Me encontré a Luis Carrión en la puerta de Los Berengueles. “¿Cómo estás?”, le pregunté. No recuerdo con exactitud lo qué me contestó, pero sí se me quedó clavado el silencio enorme que antecedió a sus palabras. En ese silencio estaba dicho todo. Unos días después el Nástic nos goleaba y él dejaba de ser entrenador del Córdoba. Un club que dejó que todo el peso reposara en sus hombros. Carrión dio la cara por todos. Por los futbolistas, por los jardineros y por el presidente. Un presidente que, parapetado entre los muros de su despacho, sobrevive a su gestión chapucera. Con la grada hecha añicos, con el equipo en descenso, con el club justo donde deseaba tenerlo: en la más absoluta intrascendencia. Un Córdoba desbravado, cómodo, como un peluchito que uno apoya con desgana sobre la cama recién hecha. Carrión se irá, pero el problema se sigue ajustando la corbata en el palco.

Fidel dormía y en su sueño inexplicable, en sus pesadillas líquidas y primeras, ya estaba la idea de futuro. De vida. La enfermera nos dejó allí con una sonrisa. María se recuperaba del parto, como una gigante que poco a poco va recuperando su exacta y humana medida. El llanto de un niño en la madrugada es como un balón al larguero en el último minuto de partido. Tan inesperado y enmudecedor. El miedo se fue diluyendo. Y la incertidumbre se agrietó, de repente, filtrando luz como una lluvia de flechas sobre la tierra.

==================================================

**Tarea A:**
Responde según el texto dado:
(i) ¿Dónde tuvo lugar el encuentro con Luis Carrión?
(ii) ¿Qué equipo goleó al Córdoba unos días después?
(iii) ¿Quién se recuperaba del parto?

==================================================

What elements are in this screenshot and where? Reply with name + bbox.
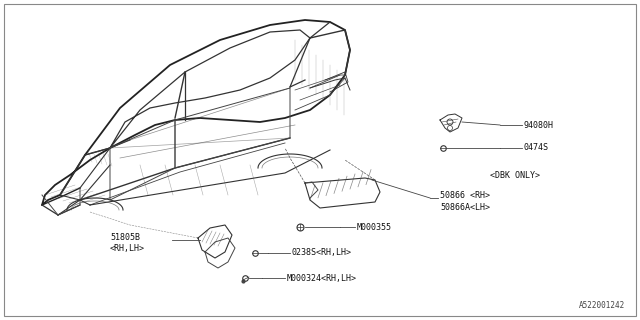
Text: 0474S: 0474S <box>524 143 549 153</box>
Text: 0238S<RH,LH>: 0238S<RH,LH> <box>292 249 352 258</box>
Text: <RH,LH>: <RH,LH> <box>110 244 145 253</box>
Text: M000355: M000355 <box>357 222 392 231</box>
Text: A522001242: A522001242 <box>579 301 625 310</box>
Text: 94080H: 94080H <box>524 121 554 130</box>
Text: 50866A<LH>: 50866A<LH> <box>440 204 490 212</box>
Text: 50866 <RH>: 50866 <RH> <box>440 190 490 199</box>
Text: M000324<RH,LH>: M000324<RH,LH> <box>287 274 357 283</box>
Text: 51805B: 51805B <box>110 233 140 242</box>
Text: <DBK ONLY>: <DBK ONLY> <box>490 171 540 180</box>
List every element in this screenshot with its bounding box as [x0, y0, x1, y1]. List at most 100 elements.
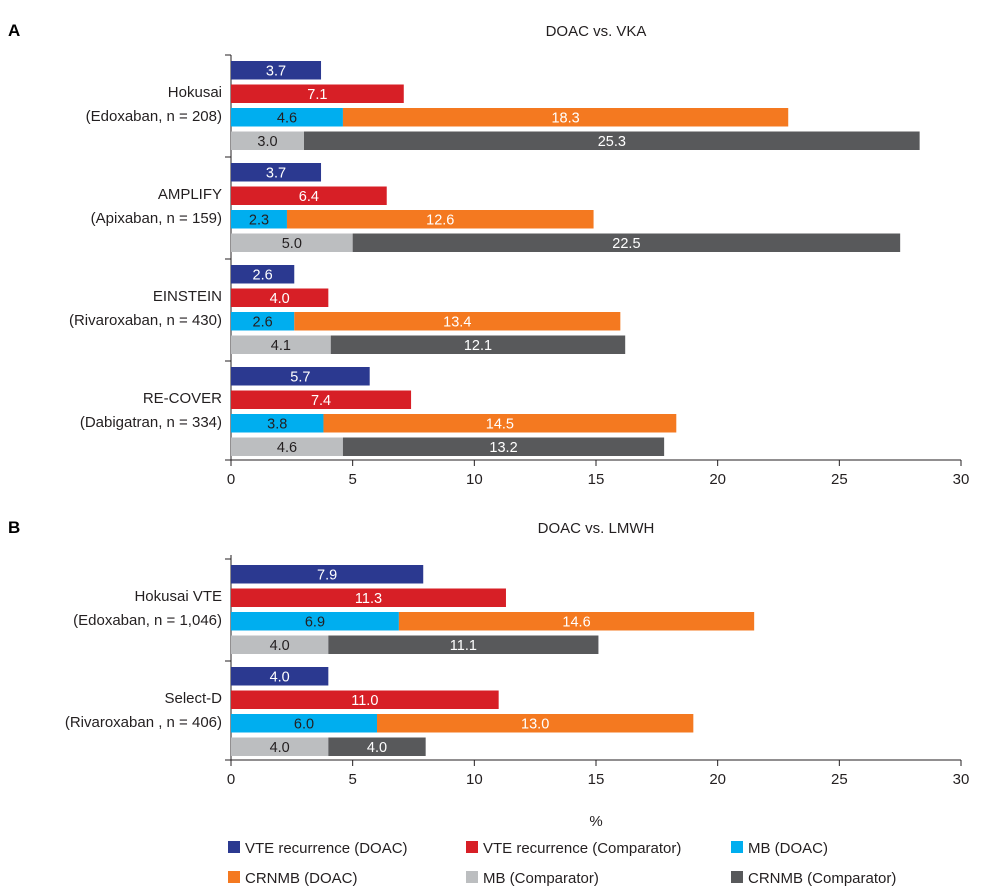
bar-label: 12.6: [426, 213, 454, 229]
bar-label: 2.6: [253, 315, 273, 331]
bar-crnmb-comp: [304, 131, 920, 150]
bar-label: 6.0: [294, 717, 314, 733]
group-name: Select-D: [164, 690, 222, 707]
bar-label: 4.6: [277, 440, 297, 456]
legend-swatch-vte-doac: [228, 841, 240, 853]
group-subname: (Rivaroxaban, n = 430): [69, 312, 222, 329]
bar-label: 6.9: [305, 615, 325, 631]
bar-label: 7.1: [307, 87, 327, 103]
bar-mb-doac: [231, 714, 377, 733]
bar-mb-doac: [231, 312, 295, 331]
legend-swatch-vte-comp: [466, 841, 478, 853]
legend-label: VTE recurrence (Comparator): [483, 840, 681, 857]
bar-crnmb-doac: [377, 714, 694, 733]
bar-crnmb-comp: [330, 335, 626, 354]
bar-mb-doac: [231, 108, 343, 127]
x-tick-label: 10: [466, 471, 483, 488]
bar-mb-comp: [231, 635, 329, 654]
bar-label: 11.3: [355, 591, 382, 607]
x-axis-label: %: [589, 813, 602, 830]
panel-letter: A: [8, 21, 20, 40]
bar-label: 3.7: [266, 64, 286, 80]
bar-label: 11.0: [351, 693, 378, 709]
bar-label: 13.4: [443, 315, 471, 331]
bar-label: 4.0: [270, 291, 290, 307]
bar-vte-comp: [231, 588, 506, 607]
group-name: Hokusai VTE: [134, 588, 222, 605]
bar-vte-comp: [231, 84, 404, 103]
x-tick-label: 10: [466, 771, 483, 788]
bar-label: 4.0: [367, 740, 387, 756]
bar-label: 22.5: [612, 236, 640, 252]
bar-label: 7.4: [311, 393, 331, 409]
group-subname: (Rivaroxaban , n = 406): [65, 714, 222, 731]
bar-label: 3.8: [267, 417, 287, 433]
bar-label: 18.3: [551, 111, 579, 127]
bar-label: 12.1: [464, 338, 492, 354]
legend-swatch-crnmb-doac: [228, 871, 240, 883]
bar-label: 2.3: [249, 213, 269, 229]
group-subname: (Edoxaban, n = 1,046): [73, 612, 222, 629]
group-subname: (Edoxaban, n = 208): [86, 108, 222, 125]
bar-mb-comp: [231, 737, 329, 756]
bar-label: 4.0: [270, 670, 290, 686]
bar-crnmb-doac: [342, 108, 789, 127]
bar-vte-doac: [231, 565, 424, 584]
bar-mb-comp: [231, 233, 353, 252]
bar-vte-comp: [231, 690, 499, 709]
bar-label: 4.0: [270, 740, 290, 756]
panel-letter: B: [8, 518, 20, 537]
bar-vte-comp: [231, 288, 329, 307]
x-tick-label: 0: [227, 471, 235, 488]
group-name: EINSTEIN: [153, 288, 222, 305]
bar-label: 3.7: [266, 166, 286, 182]
x-tick-label: 0: [227, 771, 235, 788]
bar-label: 13.0: [521, 717, 549, 733]
bar-label: 7.9: [317, 568, 337, 584]
bar-vte-comp: [231, 186, 387, 205]
x-tick-label: 20: [709, 471, 726, 488]
bar-crnmb-comp: [328, 737, 426, 756]
group-subname: (Apixaban, n = 159): [91, 210, 222, 227]
x-tick-label: 5: [348, 471, 356, 488]
bar-label: 6.4: [299, 189, 319, 205]
bar-label: 4.1: [271, 338, 291, 354]
legend-label: VTE recurrence (DOAC): [245, 840, 408, 857]
bar-label: 4.0: [270, 638, 290, 654]
legend-label: CRNMB (Comparator): [748, 870, 896, 887]
bar-label: 11.1: [450, 638, 477, 654]
panel-title: DOAC vs. LMWH: [538, 520, 655, 537]
bar-label: 25.3: [598, 134, 626, 150]
bar-label: 13.2: [489, 440, 517, 456]
legend-swatch-mb-comp: [466, 871, 478, 883]
x-tick-label: 5: [348, 771, 356, 788]
bar-label: 14.5: [486, 417, 514, 433]
group-name: AMPLIFY: [158, 186, 222, 203]
bar-mb-doac: [231, 414, 324, 433]
bar-crnmb-comp: [328, 635, 599, 654]
bar-vte-doac: [231, 667, 329, 686]
bar-mb-doac: [231, 210, 287, 229]
x-tick-label: 25: [831, 771, 848, 788]
panel-title: DOAC vs. VKA: [546, 23, 647, 40]
bar-mb-comp: [231, 437, 343, 456]
x-tick-label: 25: [831, 471, 848, 488]
bar-crnmb-doac: [286, 210, 594, 229]
x-tick-label: 15: [588, 771, 605, 788]
bar-vte-doac: [231, 61, 322, 80]
bar-mb-doac: [231, 612, 399, 631]
bar-vte-doac: [231, 265, 295, 284]
group-name: RE-COVER: [143, 390, 222, 407]
legend-label: MB (DOAC): [748, 840, 828, 857]
bar-label: 14.6: [562, 615, 590, 631]
bar-crnmb-doac: [294, 312, 621, 331]
bar-crnmb-doac: [398, 612, 755, 631]
legend-swatch-mb-doac: [731, 841, 743, 853]
bar-crnmb-comp: [352, 233, 901, 252]
bar-crnmb-doac: [323, 414, 677, 433]
legend-swatch-crnmb-comp: [731, 871, 743, 883]
bar-label: 5.7: [290, 370, 310, 386]
bar-vte-doac: [231, 367, 370, 386]
x-tick-label: 30: [953, 771, 970, 788]
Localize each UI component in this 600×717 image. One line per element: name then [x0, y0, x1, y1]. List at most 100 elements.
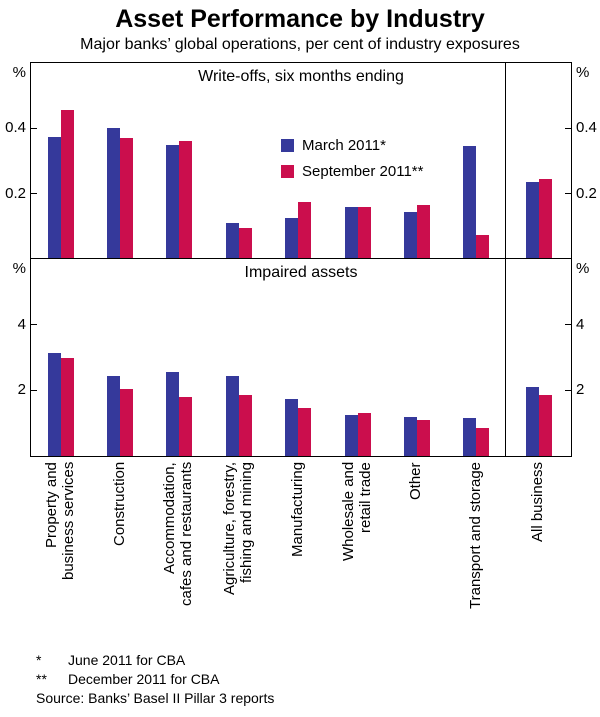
chart-title: Asset Performance by Industry [115, 5, 485, 33]
bar-september [179, 141, 193, 259]
x-label-line: Transport and storage [466, 462, 484, 610]
y-tick-mark [31, 324, 37, 326]
x-label-line: Property and [42, 462, 60, 548]
footnote: * June 2011 for CBA [36, 651, 274, 670]
x-label: Property and business services [15, 462, 105, 646]
bar-march [166, 372, 180, 456]
legend-item: March 2011* [281, 137, 423, 154]
x-label-line: Other [407, 462, 425, 500]
panel-title: Write-offs, six months ending [198, 68, 404, 85]
y-tick-label: 0.2 [576, 184, 597, 202]
x-label-text: Property and business services [43, 462, 77, 646]
x-label-line: fishing and mining [237, 462, 255, 583]
bar-september [416, 205, 430, 259]
bar-september [298, 408, 312, 456]
y-tick-mark [31, 193, 37, 195]
bar-march [225, 375, 239, 456]
y-tick-label: 0.2 [5, 184, 26, 202]
footnote-marker: * [36, 652, 42, 668]
x-label-text: Agriculture, forestry, fishing and mining [221, 462, 255, 646]
x-label: Wholesale and retail trade [312, 462, 402, 646]
x-label-line: Construction [110, 462, 128, 547]
x-label-line: cafes and restaurants [178, 462, 196, 607]
footnote: ** December 2011 for CBA [36, 670, 274, 689]
x-label: Accommodation, cafes and restaurants [133, 462, 223, 646]
legend-item: September 2011** [281, 163, 423, 180]
y-tick-label: 0.4 [576, 119, 597, 137]
legend-swatch-icon [281, 165, 294, 178]
bar-march [47, 136, 61, 259]
bar-march [525, 387, 539, 456]
y-axis-unit-left: % [12, 64, 26, 81]
footnotes: * June 2011 for CBA ** December 2011 for C… [36, 651, 274, 708]
y-axis-unit-right: % [576, 260, 590, 277]
bar-september [179, 396, 193, 456]
bar-september [476, 428, 490, 456]
y-tick-label: 4 [576, 315, 585, 333]
legend-label: September 2011** [302, 163, 424, 180]
bar-march [225, 223, 239, 259]
x-label: Transport and storage [430, 462, 520, 646]
x-label: Construction [74, 462, 164, 646]
bar-september [476, 234, 490, 259]
y-tick-label: 2 [17, 381, 26, 399]
y-tick-label: 2 [576, 381, 585, 399]
bar-september [416, 419, 430, 456]
y-tick-label: 4 [17, 315, 26, 333]
y-axis-unit-left: % [12, 260, 26, 277]
bar-march [463, 146, 477, 259]
bar-march [285, 218, 299, 259]
legend-swatch-icon [281, 139, 294, 152]
bar-march [47, 352, 61, 456]
bar-september [120, 388, 134, 456]
bar-march [285, 398, 299, 456]
bar-september [357, 206, 371, 259]
bar-september [298, 201, 312, 259]
bar-september [357, 413, 371, 456]
bar-september [238, 395, 252, 456]
y-tick-mark [31, 389, 37, 391]
bar-march [344, 206, 358, 259]
x-label: Other [371, 462, 461, 646]
y-tick-mark [565, 389, 571, 391]
bar-march [344, 414, 358, 456]
bar-march [403, 211, 417, 259]
bar-march [107, 375, 121, 456]
x-label-line: business services [59, 462, 77, 581]
bar-september [120, 138, 134, 259]
x-label-line: Accommodation, [161, 462, 179, 574]
bar-march [107, 128, 121, 259]
bar-march [525, 182, 539, 259]
bar-march [463, 418, 477, 456]
y-tick-mark [565, 193, 571, 195]
chart-subtitle: Major banks’ global operations, per cent… [80, 36, 520, 53]
bar-september [538, 395, 552, 456]
footnote-text: December 2011 for CBA [68, 671, 220, 687]
legend-label: March 2011* [302, 137, 386, 154]
y-tick-mark [31, 127, 37, 129]
x-label-line: Wholesale and [339, 462, 357, 562]
y-axis-unit-right: % [576, 64, 590, 81]
bar-march [166, 144, 180, 259]
panel-title: Impaired assets [244, 264, 358, 281]
x-label-text: Construction [111, 462, 128, 646]
y-tick-mark [565, 324, 571, 326]
x-label: Agriculture, forestry, fishing and mining [193, 462, 283, 646]
bar-september [538, 178, 552, 259]
x-label-text: Accommodation, cafes and restaurants [161, 462, 195, 646]
footnote-marker: ** [36, 671, 47, 687]
panel-divider [31, 258, 571, 259]
footnote-text: June 2011 for CBA [68, 652, 186, 668]
bar-september [60, 110, 74, 259]
x-label-line: All business [529, 462, 546, 543]
bar-september [238, 227, 252, 259]
x-label-line: Agriculture, forestry, [220, 462, 238, 596]
y-tick-label: 0.4 [5, 119, 26, 137]
x-label-text: Wholesale and retail trade [340, 462, 374, 646]
all-business-separator [505, 63, 506, 456]
x-label-line: Manufacturing [288, 462, 306, 558]
source-note: Source: Banks’ Basel II Pillar 3 reports [36, 690, 275, 706]
x-label: All business [493, 462, 583, 646]
bar-march [403, 416, 417, 456]
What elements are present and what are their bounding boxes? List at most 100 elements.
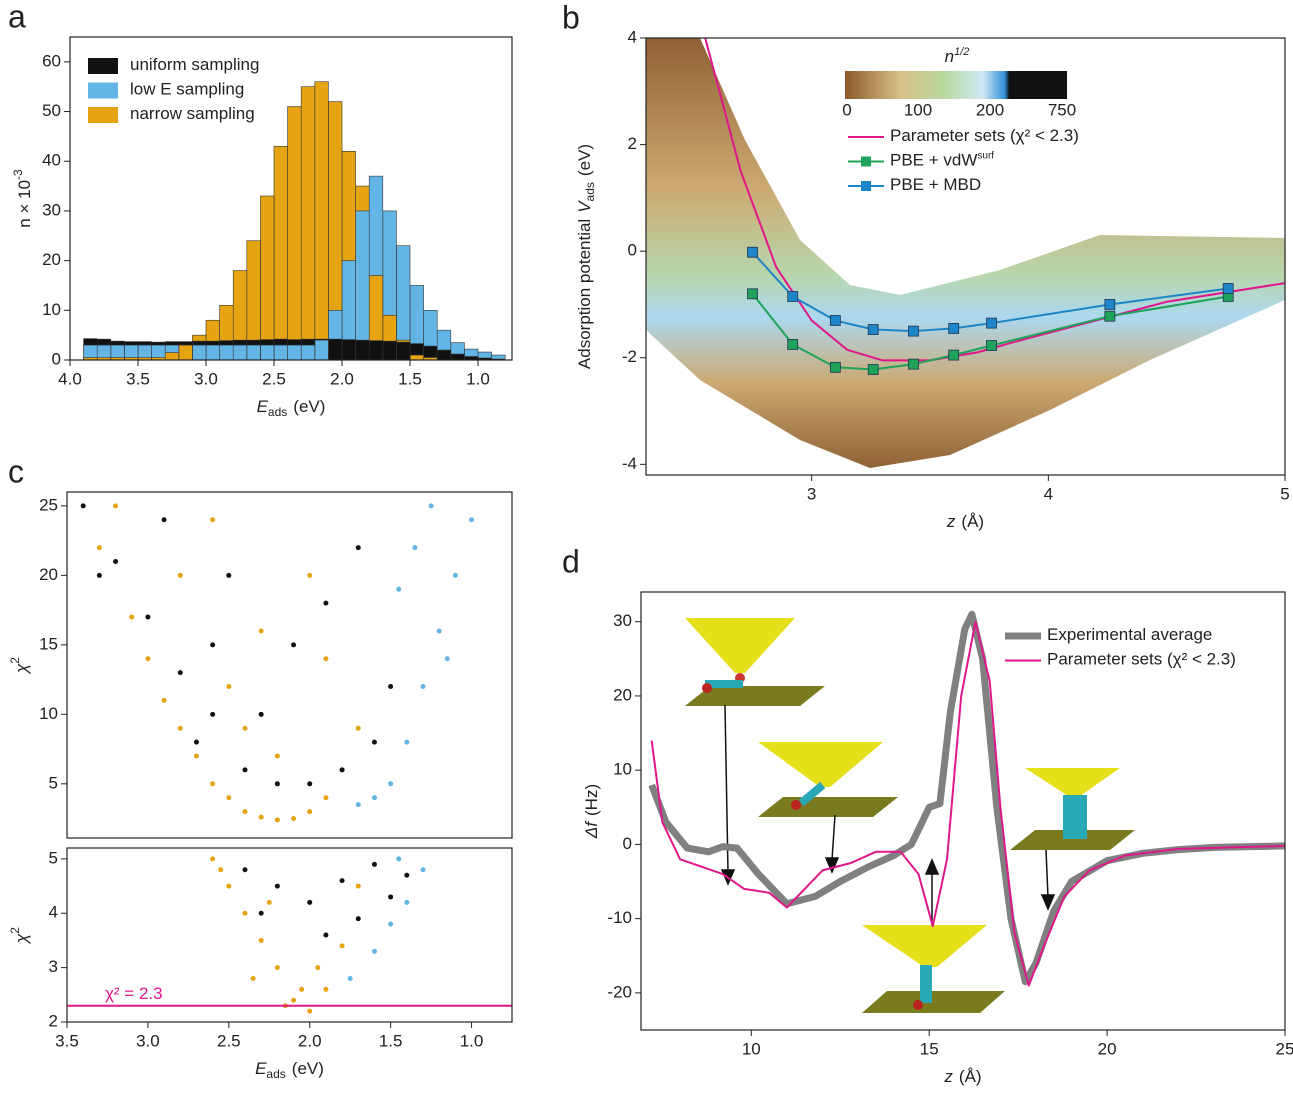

==================================================

**Tarea B:** Copia tal cual, de las entradas, el tramo que va desde la línea que contiene "bar-label: 12.6: [426, 213, 454, 229]" hasta la que contiene "bar-crnmb-comp: [330, 335, 626, 354]", ambas incluidas.

**Respuesta esperada A:**
(i) En la puerta de Los Berengueles.
(ii) El Nástic.
(iii) María.

**Respuesta esperada B:**
bar-label: 12.6: [426, 213, 454, 229]
bar-label: 2.6: [253, 315, 273, 331]
bar-crnmb-comp: [304, 131, 920, 150]
bar-label: 6.0: [294, 717, 314, 733]
group-name: Select-D: [164, 690, 222, 707]
bar-label: 4.6: [277, 440, 297, 456]
legend-swatch-vte-doac: [228, 841, 240, 853]
group-subname: (Rivaroxaban, n = 430): [69, 312, 222, 329]
bar-label: 6.9: [305, 615, 325, 631]
bar-label: 7.1: [307, 87, 327, 103]
bar-mb-doac: [231, 714, 377, 733]
bar-mb-doac: [231, 312, 295, 331]
legend-swatch-vte-comp: [466, 841, 478, 853]
legend-label: VTE recurrence (Comparator): [483, 840, 681, 857]
bar-crnmb-doac: [377, 714, 694, 733]
bar-crnmb-comp: [330, 335, 626, 354]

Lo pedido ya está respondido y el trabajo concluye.